## Aim of the exercise
Across the records below, how many lines include the string "Chytridiomycota"? Respond with the number only.

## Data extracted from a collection
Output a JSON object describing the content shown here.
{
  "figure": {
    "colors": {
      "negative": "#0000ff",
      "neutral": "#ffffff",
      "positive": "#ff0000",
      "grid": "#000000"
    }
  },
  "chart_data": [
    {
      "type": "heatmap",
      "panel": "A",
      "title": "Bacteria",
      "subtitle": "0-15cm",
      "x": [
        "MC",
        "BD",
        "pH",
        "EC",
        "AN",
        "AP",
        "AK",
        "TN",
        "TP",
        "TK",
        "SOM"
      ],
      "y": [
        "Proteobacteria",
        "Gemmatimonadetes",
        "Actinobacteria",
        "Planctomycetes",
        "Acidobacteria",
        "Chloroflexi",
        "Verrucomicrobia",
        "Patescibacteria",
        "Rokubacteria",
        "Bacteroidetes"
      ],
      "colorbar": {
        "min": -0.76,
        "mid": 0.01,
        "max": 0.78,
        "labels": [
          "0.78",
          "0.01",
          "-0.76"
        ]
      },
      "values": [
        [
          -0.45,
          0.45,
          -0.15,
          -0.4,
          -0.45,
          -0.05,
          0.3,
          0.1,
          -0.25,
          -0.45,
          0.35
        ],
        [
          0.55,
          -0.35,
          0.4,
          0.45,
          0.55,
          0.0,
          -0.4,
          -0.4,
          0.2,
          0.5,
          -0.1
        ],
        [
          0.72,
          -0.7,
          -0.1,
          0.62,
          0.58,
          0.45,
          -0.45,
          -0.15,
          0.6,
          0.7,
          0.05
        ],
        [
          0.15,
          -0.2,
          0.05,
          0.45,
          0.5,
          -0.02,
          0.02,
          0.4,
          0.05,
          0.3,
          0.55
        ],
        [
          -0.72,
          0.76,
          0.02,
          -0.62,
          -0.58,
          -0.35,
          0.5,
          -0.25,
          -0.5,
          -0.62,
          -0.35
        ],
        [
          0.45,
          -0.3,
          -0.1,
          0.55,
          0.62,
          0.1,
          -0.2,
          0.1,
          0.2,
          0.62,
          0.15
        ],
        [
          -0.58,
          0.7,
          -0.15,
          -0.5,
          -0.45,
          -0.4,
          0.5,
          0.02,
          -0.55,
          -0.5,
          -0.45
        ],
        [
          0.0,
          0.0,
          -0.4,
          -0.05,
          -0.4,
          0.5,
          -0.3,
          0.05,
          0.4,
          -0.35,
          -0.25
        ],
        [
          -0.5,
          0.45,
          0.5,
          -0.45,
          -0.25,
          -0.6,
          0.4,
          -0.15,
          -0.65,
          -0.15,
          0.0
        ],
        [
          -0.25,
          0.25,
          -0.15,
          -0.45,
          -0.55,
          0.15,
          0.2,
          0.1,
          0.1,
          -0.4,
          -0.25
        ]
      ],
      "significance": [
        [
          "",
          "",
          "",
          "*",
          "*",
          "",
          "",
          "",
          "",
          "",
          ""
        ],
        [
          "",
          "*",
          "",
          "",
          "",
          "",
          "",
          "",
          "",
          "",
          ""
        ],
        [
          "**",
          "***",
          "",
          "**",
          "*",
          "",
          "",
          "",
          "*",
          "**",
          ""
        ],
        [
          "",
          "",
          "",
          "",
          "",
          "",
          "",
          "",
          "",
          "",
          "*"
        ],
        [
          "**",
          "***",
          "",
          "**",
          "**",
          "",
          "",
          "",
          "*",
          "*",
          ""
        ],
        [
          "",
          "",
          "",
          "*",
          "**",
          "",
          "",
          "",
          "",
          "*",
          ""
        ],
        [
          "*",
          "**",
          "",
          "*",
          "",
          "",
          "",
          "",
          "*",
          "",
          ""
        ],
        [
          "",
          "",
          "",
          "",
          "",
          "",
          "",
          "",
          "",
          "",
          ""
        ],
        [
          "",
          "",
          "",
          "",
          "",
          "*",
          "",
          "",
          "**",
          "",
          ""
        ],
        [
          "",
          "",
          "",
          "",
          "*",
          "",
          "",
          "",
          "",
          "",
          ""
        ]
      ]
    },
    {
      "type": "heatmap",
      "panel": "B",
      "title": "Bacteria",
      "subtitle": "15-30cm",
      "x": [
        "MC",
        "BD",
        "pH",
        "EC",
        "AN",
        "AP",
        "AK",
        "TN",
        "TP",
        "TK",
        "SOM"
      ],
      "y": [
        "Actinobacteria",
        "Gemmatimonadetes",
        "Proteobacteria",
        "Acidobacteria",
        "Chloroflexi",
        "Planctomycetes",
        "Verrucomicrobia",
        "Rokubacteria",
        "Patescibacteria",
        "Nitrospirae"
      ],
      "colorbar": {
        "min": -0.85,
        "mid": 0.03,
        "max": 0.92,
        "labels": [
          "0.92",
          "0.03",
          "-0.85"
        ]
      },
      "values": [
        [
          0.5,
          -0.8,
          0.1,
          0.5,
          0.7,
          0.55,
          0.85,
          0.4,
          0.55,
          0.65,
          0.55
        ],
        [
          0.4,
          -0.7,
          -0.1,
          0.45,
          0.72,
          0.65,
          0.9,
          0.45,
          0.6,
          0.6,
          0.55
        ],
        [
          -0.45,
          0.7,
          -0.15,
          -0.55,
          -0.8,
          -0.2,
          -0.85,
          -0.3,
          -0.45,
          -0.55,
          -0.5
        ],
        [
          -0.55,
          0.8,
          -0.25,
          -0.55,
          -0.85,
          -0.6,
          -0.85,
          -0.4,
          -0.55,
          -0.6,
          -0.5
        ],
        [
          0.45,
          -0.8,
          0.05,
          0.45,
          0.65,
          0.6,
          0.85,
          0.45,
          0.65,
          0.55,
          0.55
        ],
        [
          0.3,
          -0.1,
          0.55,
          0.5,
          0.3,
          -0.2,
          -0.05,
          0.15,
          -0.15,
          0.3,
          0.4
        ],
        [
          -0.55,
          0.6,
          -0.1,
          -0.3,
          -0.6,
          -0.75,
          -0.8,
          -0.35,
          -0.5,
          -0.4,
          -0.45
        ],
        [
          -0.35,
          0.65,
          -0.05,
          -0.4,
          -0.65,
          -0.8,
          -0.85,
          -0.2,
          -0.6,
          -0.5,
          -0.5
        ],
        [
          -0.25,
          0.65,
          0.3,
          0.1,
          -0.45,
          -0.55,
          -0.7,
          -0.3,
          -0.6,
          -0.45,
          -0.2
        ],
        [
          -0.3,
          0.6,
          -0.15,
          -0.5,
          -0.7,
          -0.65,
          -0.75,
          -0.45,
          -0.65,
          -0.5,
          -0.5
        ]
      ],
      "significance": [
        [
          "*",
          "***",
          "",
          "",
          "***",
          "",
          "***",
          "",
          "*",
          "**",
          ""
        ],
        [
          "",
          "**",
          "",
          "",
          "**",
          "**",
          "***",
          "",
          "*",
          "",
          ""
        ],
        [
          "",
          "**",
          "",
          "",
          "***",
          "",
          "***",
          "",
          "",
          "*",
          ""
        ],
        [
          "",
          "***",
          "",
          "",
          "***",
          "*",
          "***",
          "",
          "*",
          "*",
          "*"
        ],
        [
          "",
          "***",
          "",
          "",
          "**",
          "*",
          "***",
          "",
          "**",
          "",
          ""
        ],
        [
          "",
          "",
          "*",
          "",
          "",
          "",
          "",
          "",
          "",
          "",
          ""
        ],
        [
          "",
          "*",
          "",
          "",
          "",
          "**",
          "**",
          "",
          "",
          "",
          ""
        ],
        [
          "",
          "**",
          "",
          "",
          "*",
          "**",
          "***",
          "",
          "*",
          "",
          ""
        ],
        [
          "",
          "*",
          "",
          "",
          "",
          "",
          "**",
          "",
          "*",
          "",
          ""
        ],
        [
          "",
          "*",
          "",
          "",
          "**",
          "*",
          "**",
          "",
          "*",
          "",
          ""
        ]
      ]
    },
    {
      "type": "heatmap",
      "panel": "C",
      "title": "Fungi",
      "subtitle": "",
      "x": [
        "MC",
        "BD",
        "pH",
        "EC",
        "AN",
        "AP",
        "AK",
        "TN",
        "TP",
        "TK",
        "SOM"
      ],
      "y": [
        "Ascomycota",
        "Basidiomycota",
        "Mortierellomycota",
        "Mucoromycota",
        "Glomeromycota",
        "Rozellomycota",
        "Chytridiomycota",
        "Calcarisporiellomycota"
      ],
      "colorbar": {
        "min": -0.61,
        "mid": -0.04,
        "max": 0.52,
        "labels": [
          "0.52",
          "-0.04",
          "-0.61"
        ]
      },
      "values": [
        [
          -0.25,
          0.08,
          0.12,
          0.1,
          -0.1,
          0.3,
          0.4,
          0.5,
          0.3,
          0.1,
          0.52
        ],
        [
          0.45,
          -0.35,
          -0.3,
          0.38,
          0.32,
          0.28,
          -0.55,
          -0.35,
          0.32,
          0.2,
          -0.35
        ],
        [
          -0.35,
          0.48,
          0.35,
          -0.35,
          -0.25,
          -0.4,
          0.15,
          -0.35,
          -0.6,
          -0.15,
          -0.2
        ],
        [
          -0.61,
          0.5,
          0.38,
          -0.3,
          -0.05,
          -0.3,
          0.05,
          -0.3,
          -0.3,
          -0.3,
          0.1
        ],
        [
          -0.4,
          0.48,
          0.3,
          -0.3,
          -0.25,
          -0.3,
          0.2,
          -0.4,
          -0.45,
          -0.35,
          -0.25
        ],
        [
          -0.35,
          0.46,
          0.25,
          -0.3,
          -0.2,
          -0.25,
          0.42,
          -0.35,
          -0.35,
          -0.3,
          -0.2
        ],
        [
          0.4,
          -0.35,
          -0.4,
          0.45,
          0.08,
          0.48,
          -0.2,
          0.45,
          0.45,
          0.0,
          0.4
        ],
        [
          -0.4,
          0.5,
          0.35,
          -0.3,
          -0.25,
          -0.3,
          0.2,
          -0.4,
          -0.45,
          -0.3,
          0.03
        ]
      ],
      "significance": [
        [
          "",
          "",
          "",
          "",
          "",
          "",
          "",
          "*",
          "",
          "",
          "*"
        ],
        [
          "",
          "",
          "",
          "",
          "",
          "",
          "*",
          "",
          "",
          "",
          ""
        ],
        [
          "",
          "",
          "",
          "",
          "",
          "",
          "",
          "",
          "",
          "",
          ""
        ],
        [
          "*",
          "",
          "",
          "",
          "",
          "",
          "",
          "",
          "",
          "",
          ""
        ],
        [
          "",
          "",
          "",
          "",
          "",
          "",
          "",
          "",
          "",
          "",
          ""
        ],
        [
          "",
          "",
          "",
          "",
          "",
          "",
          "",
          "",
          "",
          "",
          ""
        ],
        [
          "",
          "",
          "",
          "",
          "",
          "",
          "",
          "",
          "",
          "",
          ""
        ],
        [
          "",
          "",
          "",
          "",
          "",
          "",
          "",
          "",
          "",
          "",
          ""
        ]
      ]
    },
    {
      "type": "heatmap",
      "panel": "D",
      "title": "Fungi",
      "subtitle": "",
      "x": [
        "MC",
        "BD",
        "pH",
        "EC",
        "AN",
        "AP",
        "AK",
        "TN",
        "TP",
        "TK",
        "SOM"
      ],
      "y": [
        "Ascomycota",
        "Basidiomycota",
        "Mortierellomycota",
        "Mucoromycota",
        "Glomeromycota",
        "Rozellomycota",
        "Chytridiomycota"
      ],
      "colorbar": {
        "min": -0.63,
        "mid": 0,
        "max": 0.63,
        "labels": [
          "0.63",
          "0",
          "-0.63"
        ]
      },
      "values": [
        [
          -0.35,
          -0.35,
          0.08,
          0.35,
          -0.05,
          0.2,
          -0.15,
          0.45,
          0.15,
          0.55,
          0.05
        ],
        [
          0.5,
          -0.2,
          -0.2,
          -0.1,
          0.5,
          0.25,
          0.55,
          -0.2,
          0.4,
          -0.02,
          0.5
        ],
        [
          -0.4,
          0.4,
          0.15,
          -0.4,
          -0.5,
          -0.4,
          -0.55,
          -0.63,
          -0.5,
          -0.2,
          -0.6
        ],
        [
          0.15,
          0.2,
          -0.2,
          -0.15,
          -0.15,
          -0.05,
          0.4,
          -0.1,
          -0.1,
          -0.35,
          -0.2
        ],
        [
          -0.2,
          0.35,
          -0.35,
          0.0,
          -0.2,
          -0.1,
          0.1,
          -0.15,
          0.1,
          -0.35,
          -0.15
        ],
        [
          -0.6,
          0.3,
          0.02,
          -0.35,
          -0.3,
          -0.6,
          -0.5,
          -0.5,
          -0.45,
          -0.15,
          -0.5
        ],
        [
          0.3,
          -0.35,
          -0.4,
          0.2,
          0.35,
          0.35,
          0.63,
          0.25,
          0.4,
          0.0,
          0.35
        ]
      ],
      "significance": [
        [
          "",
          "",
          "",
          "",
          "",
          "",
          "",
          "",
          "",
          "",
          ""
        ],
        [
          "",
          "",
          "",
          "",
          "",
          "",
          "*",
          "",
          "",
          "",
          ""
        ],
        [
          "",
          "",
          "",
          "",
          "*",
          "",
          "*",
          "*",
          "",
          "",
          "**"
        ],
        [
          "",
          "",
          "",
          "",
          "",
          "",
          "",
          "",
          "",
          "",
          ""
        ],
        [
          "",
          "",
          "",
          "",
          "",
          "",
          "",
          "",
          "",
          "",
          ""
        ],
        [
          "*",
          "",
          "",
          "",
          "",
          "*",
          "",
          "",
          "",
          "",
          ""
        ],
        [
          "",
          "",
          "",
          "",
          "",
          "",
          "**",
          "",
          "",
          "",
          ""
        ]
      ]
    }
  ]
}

## Response
2